To do: Can you retype only the lines from the one with "Read all visible content and emit it as JSON." through the final line of the material, exactly as given?

Source data:
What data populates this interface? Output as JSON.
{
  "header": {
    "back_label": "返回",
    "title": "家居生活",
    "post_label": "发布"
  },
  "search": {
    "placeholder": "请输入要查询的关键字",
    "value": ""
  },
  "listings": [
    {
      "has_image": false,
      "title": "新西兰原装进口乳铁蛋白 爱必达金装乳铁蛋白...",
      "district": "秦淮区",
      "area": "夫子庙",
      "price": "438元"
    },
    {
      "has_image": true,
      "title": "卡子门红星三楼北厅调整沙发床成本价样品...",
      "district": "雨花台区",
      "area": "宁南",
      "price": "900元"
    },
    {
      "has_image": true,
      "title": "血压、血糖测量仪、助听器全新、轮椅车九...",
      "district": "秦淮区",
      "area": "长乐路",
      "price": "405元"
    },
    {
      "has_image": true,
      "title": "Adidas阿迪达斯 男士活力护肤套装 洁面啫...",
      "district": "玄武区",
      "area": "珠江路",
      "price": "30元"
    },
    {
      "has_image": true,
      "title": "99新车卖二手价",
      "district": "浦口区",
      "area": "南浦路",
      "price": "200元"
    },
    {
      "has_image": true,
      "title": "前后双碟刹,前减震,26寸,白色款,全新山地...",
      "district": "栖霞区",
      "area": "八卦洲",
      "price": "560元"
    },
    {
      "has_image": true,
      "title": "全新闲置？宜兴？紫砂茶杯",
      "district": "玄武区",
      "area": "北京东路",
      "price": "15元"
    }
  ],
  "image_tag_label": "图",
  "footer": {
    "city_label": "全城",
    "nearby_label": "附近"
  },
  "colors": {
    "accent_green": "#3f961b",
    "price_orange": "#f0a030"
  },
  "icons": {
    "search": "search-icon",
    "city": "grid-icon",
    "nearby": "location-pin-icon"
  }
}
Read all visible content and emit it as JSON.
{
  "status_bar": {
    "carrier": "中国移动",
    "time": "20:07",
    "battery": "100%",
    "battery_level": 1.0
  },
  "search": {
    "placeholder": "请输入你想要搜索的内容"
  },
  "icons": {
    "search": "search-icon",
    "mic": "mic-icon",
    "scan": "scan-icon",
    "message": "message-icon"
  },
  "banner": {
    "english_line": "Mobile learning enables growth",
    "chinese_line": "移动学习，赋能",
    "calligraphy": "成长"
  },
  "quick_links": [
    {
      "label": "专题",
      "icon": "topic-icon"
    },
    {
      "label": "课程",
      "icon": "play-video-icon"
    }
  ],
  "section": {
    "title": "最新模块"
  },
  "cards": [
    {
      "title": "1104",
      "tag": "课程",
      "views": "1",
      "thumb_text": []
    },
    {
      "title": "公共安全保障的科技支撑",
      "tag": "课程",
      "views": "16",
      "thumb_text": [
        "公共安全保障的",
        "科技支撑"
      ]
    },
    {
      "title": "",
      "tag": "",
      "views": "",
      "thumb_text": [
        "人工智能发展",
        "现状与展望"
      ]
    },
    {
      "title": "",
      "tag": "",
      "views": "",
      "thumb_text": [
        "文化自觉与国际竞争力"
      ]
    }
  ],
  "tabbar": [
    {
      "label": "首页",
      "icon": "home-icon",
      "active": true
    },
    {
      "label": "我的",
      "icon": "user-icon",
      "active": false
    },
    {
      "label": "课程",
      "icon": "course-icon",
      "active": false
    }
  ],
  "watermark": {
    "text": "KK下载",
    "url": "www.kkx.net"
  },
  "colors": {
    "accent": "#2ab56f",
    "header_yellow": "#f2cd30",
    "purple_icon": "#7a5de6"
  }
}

Full answer:
Read all visible content and emit it as JSON.
{
  "status_bar": {
    "carrier": "中国移动",
    "time": "20:07",
    "battery": "100%",
    "battery_level": 1.0
  },
  "search": {
    "placeholder": "请输入你想要搜索的内容"
  },
  "icons": {
    "search": "search-icon",
    "mic": "mic-icon",
    "scan": "scan-icon",
    "message": "message-icon"
  },
  "banner": {
    "english_line": "Mobile learning enables growth",
    "chinese_line": "移动学习，赋能",
    "calligraphy": "成长"
  },
  "quick_links": [
    {
      "label": "专题",
      "icon": "topic-icon"
    },
    {
      "label": "课程",
      "icon": "play-video-icon"
    }
  ],
  "section": {
    "title": "最新模块"
  },
  "cards": [
    {
      "title": "1104",
      "tag": "课程",
      "views": "1",
      "thumb_text": []
    },
    {
      "title": "公共安全保障的科技支撑",
      "tag": "课程",
      "views": "16",
      "thumb_text": [
        "公共安全保障的",
        "科技支撑"
      ]
    },
    {
      "title": "",
      "tag": "",
      "views": "",
      "thumb_text": [
        "人工智能发展",
        "现状与展望"
      ]
    },
    {
      "title": "",
      "tag": "",
      "views": "",
      "thumb_text": [
        "文化自觉与国际竞争力"
      ]
    }
  ],
  "tabbar": [
    {
      "label": "首页",
      "icon": "home-icon",
      "active": true
    },
    {
      "label": "我的",
      "icon": "user-icon",
      "active": false
    },
    {
      "label": "课程",
      "icon": "course-icon",
      "active": false
    }
  ],
  "watermark": {
    "text": "KK下载",
    "url": "www.kkx.net"
  },
  "colors": {
    "accent": "#2ab56f",
    "header_yellow": "#f2cd30",
    "purple_icon": "#7a5de6"
  }
}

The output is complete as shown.